==== RECORDS SUPPLIED
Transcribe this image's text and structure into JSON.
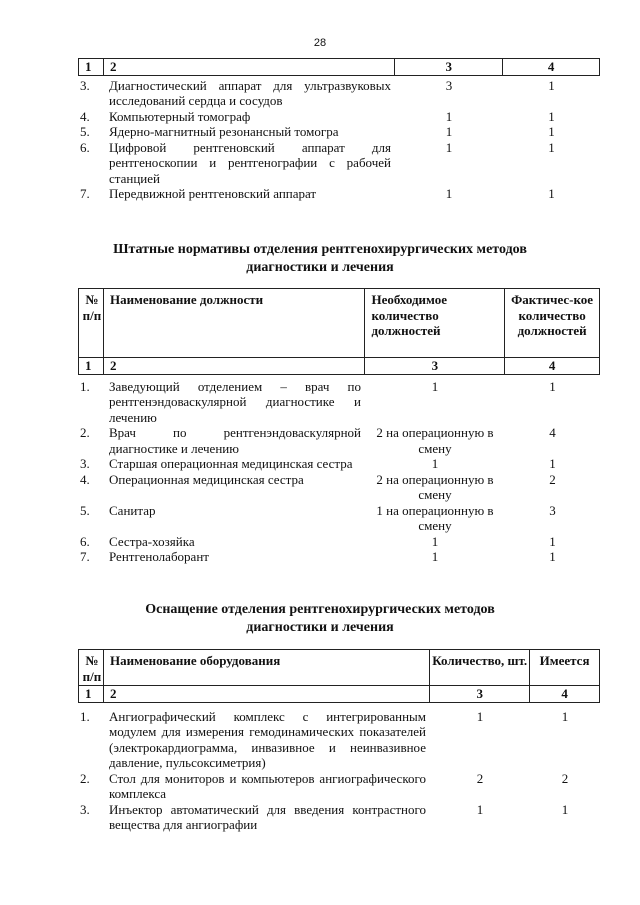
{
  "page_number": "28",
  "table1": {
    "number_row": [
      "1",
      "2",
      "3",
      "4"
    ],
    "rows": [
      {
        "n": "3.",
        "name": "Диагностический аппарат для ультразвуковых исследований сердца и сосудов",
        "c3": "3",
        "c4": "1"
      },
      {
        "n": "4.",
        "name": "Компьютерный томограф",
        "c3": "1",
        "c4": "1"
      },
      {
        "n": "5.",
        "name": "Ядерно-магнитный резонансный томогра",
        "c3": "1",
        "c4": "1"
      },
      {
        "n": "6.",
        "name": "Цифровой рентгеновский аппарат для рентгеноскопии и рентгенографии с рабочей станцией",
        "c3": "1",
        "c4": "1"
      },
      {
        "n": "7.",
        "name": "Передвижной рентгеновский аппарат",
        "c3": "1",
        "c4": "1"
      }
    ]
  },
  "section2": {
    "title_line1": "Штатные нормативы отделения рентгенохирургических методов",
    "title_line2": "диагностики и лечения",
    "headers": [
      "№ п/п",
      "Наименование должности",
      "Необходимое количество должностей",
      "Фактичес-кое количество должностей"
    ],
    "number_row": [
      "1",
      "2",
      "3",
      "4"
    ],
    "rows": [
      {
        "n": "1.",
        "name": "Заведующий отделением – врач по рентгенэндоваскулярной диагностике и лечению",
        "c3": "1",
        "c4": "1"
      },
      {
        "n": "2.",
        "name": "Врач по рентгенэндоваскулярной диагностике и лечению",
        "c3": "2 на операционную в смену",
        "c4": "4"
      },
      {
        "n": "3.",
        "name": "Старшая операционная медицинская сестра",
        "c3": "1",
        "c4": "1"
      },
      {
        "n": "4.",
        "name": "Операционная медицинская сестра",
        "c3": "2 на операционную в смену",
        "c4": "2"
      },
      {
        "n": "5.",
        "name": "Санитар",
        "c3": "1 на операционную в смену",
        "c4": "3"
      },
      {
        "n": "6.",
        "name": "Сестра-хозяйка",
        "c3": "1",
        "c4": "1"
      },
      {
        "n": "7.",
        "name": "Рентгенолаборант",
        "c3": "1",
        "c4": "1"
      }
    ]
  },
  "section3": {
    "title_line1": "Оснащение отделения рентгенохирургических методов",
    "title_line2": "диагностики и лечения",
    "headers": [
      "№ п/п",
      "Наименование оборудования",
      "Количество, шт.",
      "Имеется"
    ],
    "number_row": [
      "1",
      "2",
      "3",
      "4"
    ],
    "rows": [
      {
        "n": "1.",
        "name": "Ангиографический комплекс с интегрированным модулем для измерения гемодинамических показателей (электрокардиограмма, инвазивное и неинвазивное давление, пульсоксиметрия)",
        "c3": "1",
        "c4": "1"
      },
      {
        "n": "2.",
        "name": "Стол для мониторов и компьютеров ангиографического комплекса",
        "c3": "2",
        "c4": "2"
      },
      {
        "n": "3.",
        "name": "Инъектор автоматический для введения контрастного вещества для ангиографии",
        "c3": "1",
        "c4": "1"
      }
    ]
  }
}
========
==== RECORDS SUPPLIED
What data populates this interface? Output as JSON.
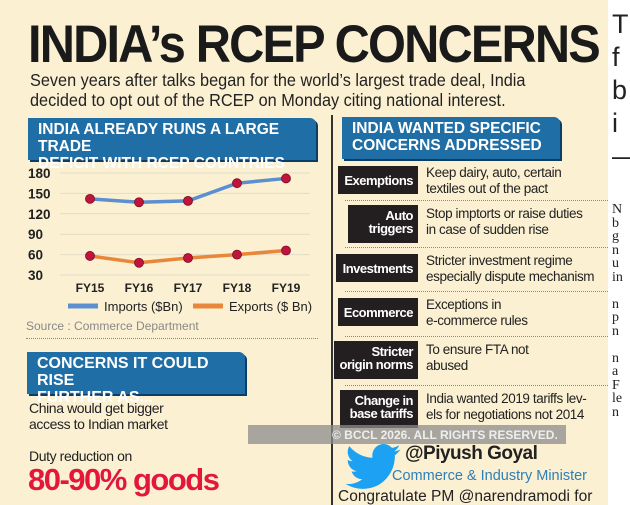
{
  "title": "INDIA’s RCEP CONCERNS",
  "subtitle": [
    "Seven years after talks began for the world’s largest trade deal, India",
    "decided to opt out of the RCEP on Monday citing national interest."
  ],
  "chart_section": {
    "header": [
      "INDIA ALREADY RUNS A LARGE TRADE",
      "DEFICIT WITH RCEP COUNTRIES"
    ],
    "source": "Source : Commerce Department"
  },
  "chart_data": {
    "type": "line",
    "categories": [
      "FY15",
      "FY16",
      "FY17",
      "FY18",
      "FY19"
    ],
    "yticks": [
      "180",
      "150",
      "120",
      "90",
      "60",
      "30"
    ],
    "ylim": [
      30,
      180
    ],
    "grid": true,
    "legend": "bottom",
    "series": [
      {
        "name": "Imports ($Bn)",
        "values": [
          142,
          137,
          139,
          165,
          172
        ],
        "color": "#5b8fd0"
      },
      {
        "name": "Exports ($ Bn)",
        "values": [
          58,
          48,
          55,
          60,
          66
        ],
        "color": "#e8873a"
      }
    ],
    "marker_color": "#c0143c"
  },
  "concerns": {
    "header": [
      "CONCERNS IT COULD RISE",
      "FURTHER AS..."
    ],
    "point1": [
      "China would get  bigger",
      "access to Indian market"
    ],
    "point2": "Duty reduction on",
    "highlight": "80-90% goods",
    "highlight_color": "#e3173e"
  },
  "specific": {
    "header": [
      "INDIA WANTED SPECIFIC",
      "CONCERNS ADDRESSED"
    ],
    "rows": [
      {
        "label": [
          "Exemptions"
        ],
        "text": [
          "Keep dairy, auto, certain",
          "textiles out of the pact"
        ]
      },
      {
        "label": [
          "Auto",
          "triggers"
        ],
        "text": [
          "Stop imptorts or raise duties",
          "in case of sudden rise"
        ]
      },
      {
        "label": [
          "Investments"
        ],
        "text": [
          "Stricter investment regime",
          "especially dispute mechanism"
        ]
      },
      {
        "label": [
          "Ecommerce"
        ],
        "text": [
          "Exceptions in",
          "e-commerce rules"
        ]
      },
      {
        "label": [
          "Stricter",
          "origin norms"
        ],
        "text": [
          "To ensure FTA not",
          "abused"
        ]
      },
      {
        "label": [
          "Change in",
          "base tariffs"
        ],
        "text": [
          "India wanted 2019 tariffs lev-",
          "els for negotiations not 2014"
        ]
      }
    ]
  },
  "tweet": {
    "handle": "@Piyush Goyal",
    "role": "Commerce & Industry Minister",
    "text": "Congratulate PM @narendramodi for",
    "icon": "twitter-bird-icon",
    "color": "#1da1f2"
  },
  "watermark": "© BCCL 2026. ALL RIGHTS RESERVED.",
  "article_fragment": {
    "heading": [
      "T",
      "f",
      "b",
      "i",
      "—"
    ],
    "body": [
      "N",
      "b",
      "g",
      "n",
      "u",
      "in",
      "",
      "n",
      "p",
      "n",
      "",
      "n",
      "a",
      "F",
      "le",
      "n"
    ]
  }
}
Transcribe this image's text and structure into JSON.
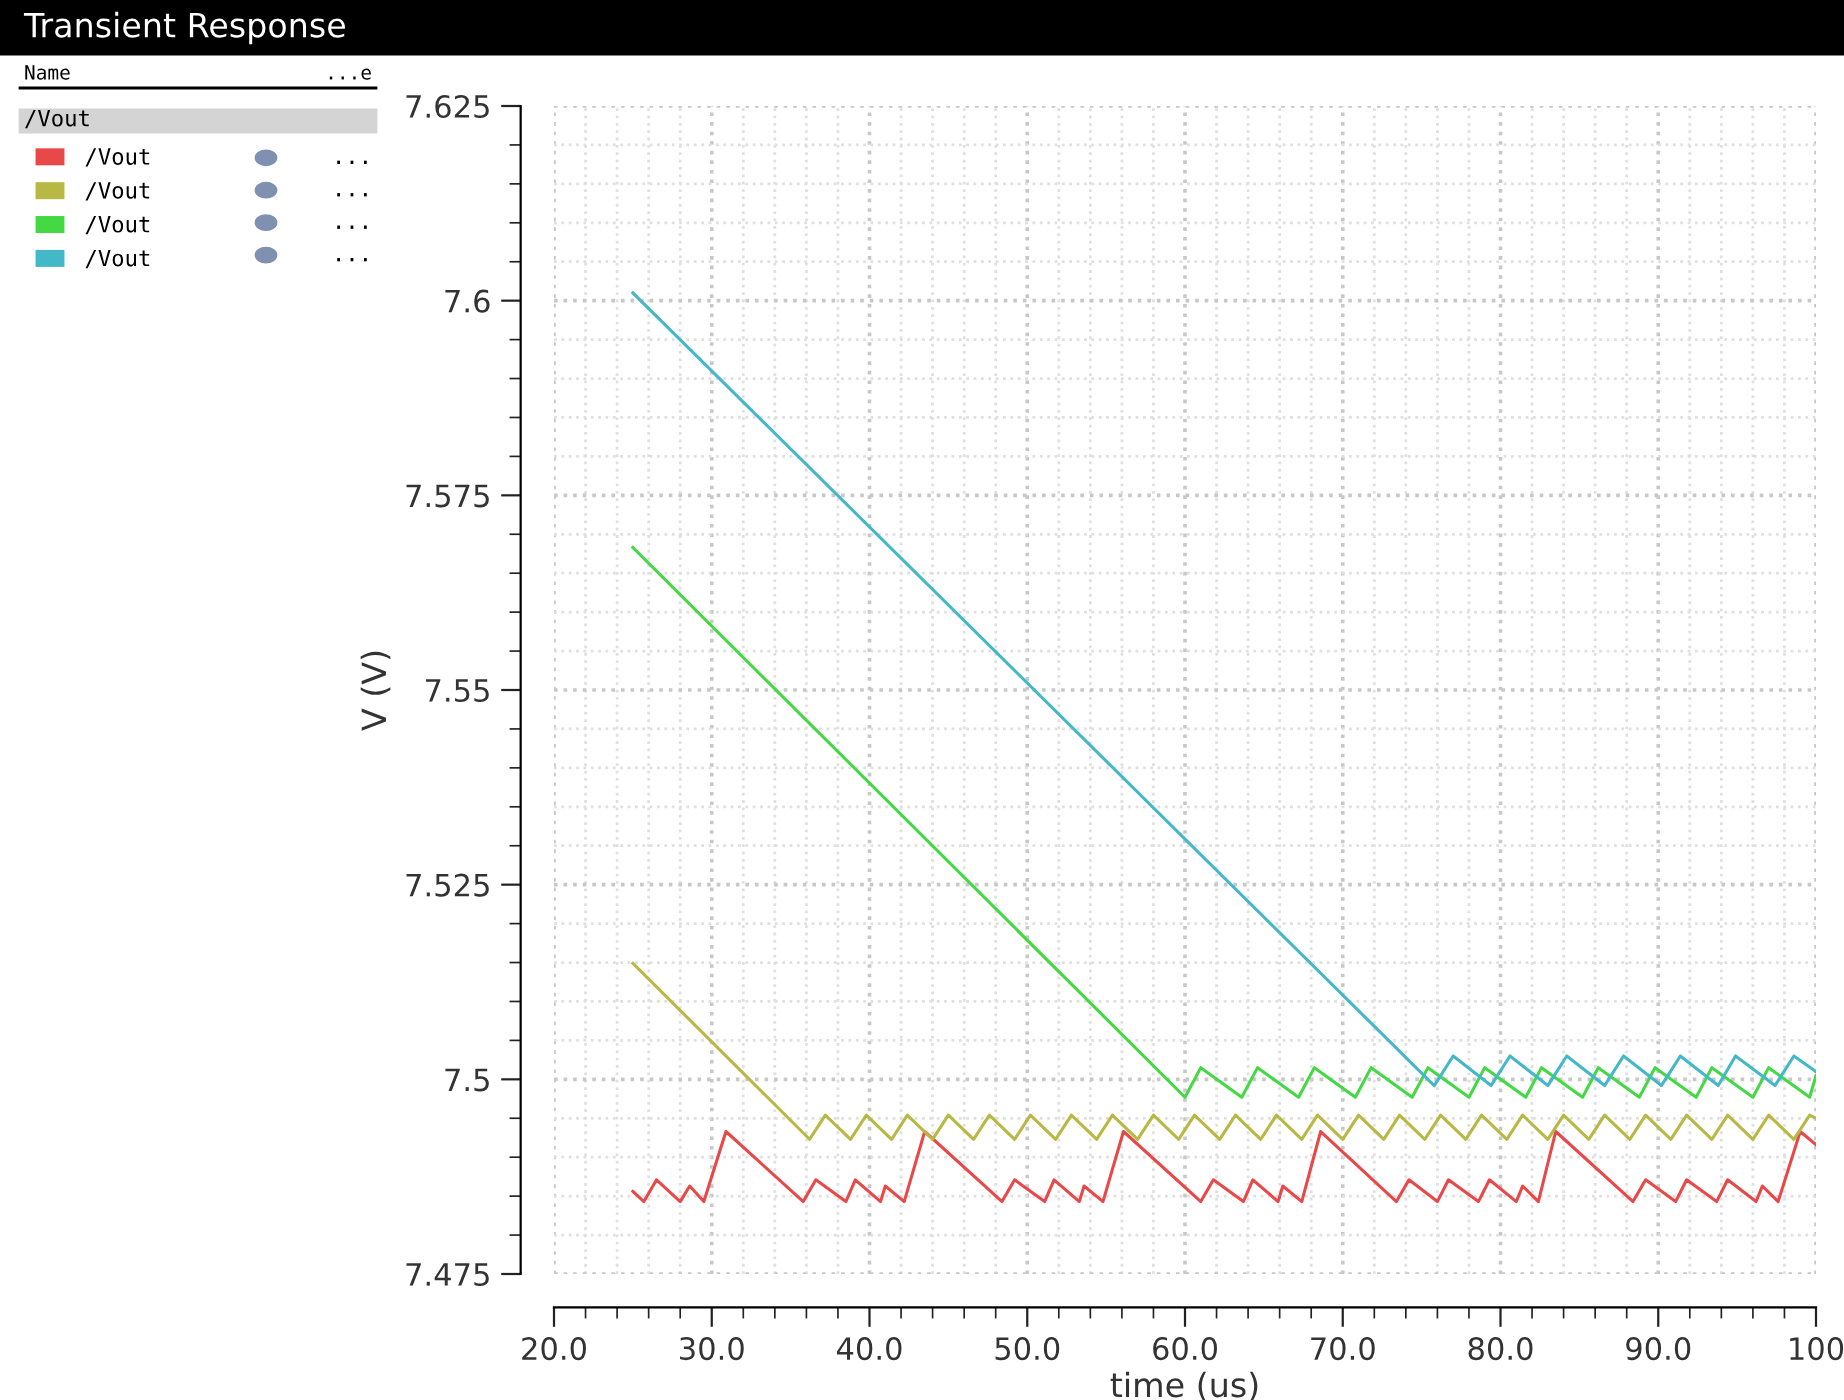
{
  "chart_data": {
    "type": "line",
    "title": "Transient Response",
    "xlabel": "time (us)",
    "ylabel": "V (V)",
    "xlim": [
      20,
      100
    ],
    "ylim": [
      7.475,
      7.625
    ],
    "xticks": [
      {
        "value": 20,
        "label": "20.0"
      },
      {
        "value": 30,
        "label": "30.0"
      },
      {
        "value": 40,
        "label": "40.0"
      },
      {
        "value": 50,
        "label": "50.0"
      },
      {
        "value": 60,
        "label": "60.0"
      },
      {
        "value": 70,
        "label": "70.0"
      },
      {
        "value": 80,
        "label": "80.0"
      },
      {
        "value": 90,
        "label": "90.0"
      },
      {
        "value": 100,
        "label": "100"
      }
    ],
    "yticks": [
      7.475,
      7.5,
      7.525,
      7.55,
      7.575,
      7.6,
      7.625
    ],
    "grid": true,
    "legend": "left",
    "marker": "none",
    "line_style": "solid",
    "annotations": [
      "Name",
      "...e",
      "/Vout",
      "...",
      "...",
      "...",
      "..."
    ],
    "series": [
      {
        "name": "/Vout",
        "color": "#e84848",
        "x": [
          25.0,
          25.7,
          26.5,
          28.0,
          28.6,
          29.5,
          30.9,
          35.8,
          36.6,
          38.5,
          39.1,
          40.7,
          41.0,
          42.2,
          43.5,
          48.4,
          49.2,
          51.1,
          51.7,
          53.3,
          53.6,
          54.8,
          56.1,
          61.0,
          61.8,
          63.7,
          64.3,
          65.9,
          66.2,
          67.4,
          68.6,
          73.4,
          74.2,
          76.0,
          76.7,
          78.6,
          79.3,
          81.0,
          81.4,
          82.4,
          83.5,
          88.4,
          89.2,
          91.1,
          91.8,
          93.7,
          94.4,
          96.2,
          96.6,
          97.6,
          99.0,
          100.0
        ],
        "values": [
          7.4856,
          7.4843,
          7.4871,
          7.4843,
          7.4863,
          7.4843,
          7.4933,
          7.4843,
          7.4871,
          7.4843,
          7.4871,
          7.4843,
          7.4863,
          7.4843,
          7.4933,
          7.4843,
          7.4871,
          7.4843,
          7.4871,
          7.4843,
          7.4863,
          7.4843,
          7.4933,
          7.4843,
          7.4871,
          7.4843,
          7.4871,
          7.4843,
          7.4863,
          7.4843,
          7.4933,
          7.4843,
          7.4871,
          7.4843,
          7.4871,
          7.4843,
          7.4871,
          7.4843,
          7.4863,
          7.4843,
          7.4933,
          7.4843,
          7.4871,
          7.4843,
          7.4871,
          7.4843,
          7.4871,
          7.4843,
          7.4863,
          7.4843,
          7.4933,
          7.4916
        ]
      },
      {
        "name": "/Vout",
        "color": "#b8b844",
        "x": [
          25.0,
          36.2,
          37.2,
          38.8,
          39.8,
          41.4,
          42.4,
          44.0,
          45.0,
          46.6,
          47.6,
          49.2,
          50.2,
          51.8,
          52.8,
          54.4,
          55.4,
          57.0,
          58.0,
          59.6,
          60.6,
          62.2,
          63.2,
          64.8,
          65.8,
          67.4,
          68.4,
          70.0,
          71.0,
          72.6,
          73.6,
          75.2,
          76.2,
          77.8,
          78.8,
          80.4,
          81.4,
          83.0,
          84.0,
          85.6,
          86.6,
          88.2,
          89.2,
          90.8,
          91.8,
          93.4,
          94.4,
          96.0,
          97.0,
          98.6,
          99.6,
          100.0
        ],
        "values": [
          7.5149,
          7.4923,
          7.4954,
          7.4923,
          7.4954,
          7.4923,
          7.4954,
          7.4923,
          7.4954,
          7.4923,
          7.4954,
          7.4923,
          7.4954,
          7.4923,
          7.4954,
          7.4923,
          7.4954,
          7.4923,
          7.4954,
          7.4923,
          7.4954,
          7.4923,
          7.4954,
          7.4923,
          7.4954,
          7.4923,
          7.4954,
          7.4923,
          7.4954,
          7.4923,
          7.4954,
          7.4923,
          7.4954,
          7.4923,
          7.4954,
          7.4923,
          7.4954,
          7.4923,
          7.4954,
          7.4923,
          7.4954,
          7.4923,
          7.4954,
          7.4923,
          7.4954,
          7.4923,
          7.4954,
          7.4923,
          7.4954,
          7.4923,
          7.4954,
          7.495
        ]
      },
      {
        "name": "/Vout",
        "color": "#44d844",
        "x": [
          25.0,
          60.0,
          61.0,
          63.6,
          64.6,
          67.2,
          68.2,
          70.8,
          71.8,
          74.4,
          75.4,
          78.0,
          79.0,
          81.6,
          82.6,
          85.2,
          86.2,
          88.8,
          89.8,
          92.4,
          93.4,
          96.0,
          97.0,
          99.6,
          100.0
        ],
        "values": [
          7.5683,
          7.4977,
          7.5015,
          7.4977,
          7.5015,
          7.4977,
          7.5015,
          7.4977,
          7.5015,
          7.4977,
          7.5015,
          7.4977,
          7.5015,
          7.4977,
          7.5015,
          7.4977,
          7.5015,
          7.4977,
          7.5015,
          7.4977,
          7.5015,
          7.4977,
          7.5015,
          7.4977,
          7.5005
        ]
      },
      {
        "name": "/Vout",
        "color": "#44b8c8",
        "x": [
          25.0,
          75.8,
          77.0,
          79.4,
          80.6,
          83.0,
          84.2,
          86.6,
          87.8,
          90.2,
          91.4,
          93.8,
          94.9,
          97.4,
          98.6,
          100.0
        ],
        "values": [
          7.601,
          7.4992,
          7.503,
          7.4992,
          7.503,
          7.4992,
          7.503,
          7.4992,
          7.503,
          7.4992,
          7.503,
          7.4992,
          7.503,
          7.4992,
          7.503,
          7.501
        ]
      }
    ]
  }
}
========
__STATED EXERCISE__
Report every line containing the word "рентгеновский" from the listing above.

__SOLVED EXERCISE__
        "name": "Цифровой рентгеновский аппарат для рентгеноскопии и рентгенографии с рабочей станцией",
        "name": "Передвижной рентгеновский аппарат",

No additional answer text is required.